* [EXERCISE DETAILS]: Repeat every line of the listing below exactly, minus the pictures.

□ □ □ □ □

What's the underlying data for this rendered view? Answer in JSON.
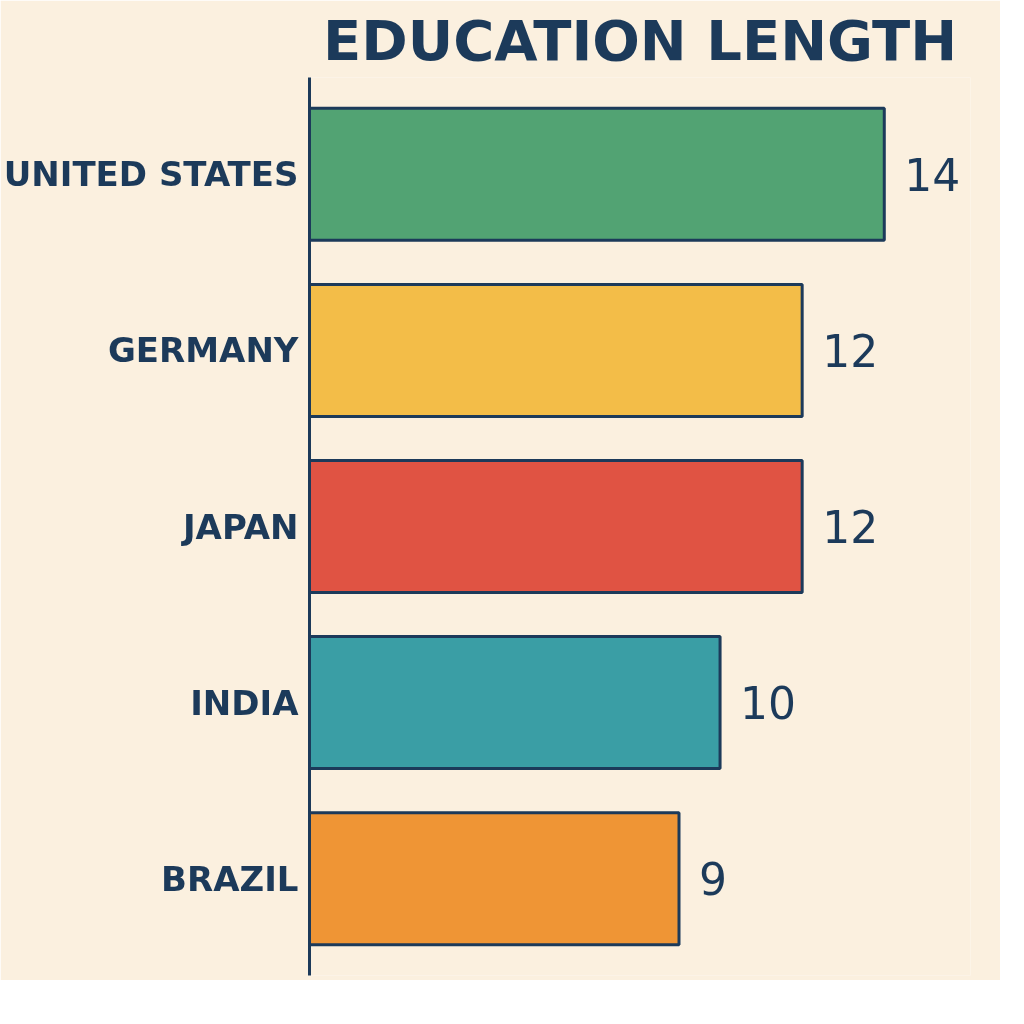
{
  "chart_data": {
    "type": "bar",
    "orientation": "horizontal",
    "title": "EDUCATION LENGTH",
    "categories": [
      "UNITED STATES",
      "GERMANY",
      "JAPAN",
      "INDIA",
      "BRAZIL"
    ],
    "values": [
      14,
      12,
      12,
      10,
      9
    ],
    "colors": [
      "#52a373",
      "#f3bd48",
      "#e05343",
      "#3a9ea5",
      "#ef9535"
    ],
    "data_labels": true,
    "tick_labels": "y"
  }
}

□ □ □ □ □

* [RESULT]:
What's the underlying data for this rendered view? Answer in JSON.
{
  "chart_data": {
    "type": "bar",
    "orientation": "horizontal",
    "title": "EDUCATION LENGTH",
    "categories": [
      "UNITED STATES",
      "GERMANY",
      "JAPAN",
      "INDIA",
      "BRAZIL"
    ],
    "values": [
      14,
      12,
      12,
      10,
      9
    ],
    "colors": [
      "#52a373",
      "#f3bd48",
      "#e05343",
      "#3a9ea5",
      "#ef9535"
    ],
    "data_labels": true,
    "tick_labels": "y"
  }
}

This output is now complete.